Data records
_____

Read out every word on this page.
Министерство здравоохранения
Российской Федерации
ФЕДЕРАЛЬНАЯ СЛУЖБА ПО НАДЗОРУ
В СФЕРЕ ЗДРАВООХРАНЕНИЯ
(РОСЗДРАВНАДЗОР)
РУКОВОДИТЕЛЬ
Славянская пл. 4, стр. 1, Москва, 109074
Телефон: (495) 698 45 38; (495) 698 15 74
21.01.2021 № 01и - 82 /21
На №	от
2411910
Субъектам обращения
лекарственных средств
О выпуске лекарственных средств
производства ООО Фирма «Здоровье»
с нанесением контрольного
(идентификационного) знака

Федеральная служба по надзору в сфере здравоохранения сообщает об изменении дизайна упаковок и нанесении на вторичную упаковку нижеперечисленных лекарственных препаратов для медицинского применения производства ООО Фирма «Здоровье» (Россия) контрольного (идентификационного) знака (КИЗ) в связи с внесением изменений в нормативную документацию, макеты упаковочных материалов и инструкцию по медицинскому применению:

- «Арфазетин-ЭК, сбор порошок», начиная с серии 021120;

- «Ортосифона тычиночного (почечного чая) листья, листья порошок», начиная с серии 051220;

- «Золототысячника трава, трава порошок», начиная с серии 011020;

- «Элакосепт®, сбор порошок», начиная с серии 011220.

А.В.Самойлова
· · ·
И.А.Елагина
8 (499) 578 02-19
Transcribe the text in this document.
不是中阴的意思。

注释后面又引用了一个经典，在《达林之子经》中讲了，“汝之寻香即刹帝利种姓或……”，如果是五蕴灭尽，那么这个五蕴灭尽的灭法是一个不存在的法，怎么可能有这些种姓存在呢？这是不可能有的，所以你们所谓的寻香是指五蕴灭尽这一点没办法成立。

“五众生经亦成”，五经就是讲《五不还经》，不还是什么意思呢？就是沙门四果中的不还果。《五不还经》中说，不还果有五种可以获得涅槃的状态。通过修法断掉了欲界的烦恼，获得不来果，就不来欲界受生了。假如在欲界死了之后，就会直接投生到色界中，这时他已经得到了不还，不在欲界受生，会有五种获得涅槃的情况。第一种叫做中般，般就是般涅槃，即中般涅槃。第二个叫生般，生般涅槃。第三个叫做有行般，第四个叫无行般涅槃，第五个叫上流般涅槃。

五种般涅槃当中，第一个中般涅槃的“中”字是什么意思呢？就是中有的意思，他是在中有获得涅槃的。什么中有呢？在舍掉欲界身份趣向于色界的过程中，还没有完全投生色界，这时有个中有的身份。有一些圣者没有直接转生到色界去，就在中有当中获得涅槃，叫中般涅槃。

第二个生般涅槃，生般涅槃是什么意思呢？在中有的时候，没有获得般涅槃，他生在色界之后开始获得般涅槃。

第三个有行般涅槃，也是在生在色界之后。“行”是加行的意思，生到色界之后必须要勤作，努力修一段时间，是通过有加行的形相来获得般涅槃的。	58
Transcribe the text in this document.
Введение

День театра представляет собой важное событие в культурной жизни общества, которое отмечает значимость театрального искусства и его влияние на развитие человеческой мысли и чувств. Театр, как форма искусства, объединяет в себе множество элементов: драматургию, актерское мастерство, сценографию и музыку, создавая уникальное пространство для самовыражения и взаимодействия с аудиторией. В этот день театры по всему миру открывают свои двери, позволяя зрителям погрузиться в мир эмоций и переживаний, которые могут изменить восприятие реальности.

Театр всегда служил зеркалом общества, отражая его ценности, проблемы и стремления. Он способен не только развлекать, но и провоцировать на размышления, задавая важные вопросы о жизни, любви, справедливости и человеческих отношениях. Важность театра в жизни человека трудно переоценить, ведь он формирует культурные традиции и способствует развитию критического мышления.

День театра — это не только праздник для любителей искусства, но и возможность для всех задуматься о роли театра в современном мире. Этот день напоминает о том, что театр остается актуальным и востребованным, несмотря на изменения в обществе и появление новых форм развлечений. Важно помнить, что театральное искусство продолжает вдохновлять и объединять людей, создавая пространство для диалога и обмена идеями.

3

_____

Read through the entries and copy each line in which "искусства" appears.

§ **The answer**:
День театра представляет собой важное событие в культурной жизни общества, которое отмечает значимость театрального искусства и его влияние на развитие человеческой мысли и чувств. Театр, как форма искусства, объединяет в себе множество элементов: драматургию, актерское мастерство, сценографию и музыку, создавая уникальное пространство для самовыражения и взаимодействия с аудиторией. В этот день театры по всему миру открывают свои двери, позволяя зрителям погрузиться в мир эмоций и переживаний, которые могут изменить восприятие реальности.
День театра — это не только праздник для любителей искусства, но и возможность для всех задуматься о роли театра в современном мире. Этот день напоминает о том, что театр остается актуальным и востребованным, несмотря на изменения в обществе и появление новых форм развлечений. Важно помнить, что театральное искусство продолжает вдохновлять и объединять людей, создавая пространство для диалога и обмена идеями.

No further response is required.